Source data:
## Start
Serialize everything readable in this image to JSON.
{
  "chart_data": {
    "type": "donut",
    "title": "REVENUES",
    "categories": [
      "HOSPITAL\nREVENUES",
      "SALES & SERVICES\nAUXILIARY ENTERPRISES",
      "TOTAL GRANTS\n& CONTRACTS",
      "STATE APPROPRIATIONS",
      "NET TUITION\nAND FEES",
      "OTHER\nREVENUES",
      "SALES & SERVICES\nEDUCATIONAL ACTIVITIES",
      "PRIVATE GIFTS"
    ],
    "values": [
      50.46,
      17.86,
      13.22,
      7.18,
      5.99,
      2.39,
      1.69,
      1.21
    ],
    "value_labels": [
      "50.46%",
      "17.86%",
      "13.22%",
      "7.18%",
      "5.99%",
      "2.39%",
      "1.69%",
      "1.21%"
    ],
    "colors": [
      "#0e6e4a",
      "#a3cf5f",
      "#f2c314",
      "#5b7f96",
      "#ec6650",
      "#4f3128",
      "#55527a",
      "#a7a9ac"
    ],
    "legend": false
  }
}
## End
## Start
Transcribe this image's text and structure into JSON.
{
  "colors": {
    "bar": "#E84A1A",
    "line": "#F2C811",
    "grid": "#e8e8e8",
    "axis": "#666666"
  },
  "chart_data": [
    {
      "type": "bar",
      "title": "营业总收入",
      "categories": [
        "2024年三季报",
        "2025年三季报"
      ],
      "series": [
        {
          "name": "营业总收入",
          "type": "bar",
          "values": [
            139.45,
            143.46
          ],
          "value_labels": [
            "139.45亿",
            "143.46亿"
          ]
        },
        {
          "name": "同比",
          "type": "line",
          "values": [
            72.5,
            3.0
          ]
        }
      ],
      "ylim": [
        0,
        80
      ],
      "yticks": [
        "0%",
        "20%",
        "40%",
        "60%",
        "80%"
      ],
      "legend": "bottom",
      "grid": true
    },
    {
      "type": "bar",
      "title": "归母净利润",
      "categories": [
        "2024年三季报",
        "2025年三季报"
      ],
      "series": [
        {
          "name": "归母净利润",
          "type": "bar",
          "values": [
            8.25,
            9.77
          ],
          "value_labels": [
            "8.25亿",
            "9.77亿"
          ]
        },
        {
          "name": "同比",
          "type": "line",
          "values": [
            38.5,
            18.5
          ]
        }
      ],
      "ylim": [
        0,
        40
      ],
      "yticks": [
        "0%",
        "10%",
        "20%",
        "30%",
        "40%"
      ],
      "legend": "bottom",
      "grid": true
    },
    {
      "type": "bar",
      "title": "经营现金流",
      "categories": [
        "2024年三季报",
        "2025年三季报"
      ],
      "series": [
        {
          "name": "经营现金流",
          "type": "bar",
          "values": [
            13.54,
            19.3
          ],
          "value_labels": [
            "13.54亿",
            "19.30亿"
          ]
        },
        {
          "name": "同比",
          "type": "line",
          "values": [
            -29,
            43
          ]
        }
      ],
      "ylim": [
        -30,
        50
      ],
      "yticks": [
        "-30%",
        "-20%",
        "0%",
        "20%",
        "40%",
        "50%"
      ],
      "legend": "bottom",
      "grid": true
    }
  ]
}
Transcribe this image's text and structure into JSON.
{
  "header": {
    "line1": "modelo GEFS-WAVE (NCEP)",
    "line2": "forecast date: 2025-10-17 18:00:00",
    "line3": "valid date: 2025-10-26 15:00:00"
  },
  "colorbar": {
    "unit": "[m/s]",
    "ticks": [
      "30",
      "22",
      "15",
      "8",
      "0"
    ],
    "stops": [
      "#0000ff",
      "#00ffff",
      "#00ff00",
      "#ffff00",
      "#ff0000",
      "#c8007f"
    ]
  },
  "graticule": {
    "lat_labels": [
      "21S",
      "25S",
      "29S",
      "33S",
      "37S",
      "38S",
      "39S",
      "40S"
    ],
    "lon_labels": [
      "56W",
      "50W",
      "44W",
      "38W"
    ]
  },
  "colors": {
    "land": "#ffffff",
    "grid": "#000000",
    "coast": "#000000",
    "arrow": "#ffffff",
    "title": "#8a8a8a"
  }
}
## End
## Start
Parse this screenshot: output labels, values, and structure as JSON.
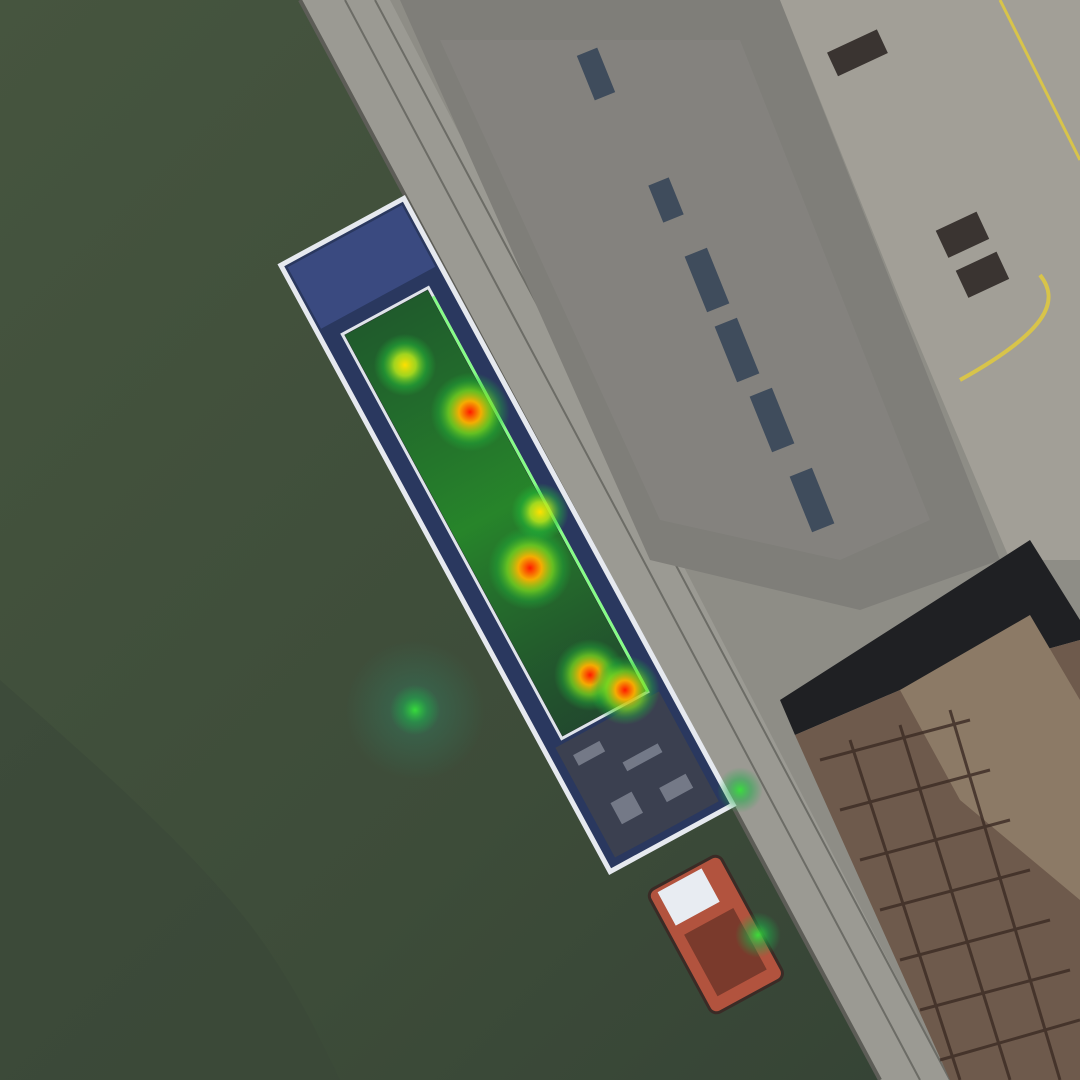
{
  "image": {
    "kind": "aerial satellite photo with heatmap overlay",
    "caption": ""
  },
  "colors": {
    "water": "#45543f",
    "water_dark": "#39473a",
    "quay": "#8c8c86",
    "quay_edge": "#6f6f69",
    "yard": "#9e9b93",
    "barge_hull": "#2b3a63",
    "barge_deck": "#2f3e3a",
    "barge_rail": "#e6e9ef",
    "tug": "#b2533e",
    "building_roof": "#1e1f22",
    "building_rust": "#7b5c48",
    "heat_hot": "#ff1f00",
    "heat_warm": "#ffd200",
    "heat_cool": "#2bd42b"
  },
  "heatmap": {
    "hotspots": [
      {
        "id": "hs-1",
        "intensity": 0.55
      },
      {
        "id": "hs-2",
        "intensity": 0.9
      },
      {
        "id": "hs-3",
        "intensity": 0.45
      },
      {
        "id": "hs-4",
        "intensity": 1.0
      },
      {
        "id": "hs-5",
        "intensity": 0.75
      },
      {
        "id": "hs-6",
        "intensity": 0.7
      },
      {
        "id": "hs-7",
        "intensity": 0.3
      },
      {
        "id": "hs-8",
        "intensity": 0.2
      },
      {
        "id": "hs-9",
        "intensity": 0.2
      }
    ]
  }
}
## End
_PROBLEM TO SOLVE_
Which lines hold the word "this"? Return all of them from the records above.

_CORRECT RESULT_
Serialize everything readable in this image to JSON.
Transcribe this image's text and structure into JSON.
Transcribe this image's text and structure into JSON.
Parse this screenshot: output labels, values, and structure as JSON.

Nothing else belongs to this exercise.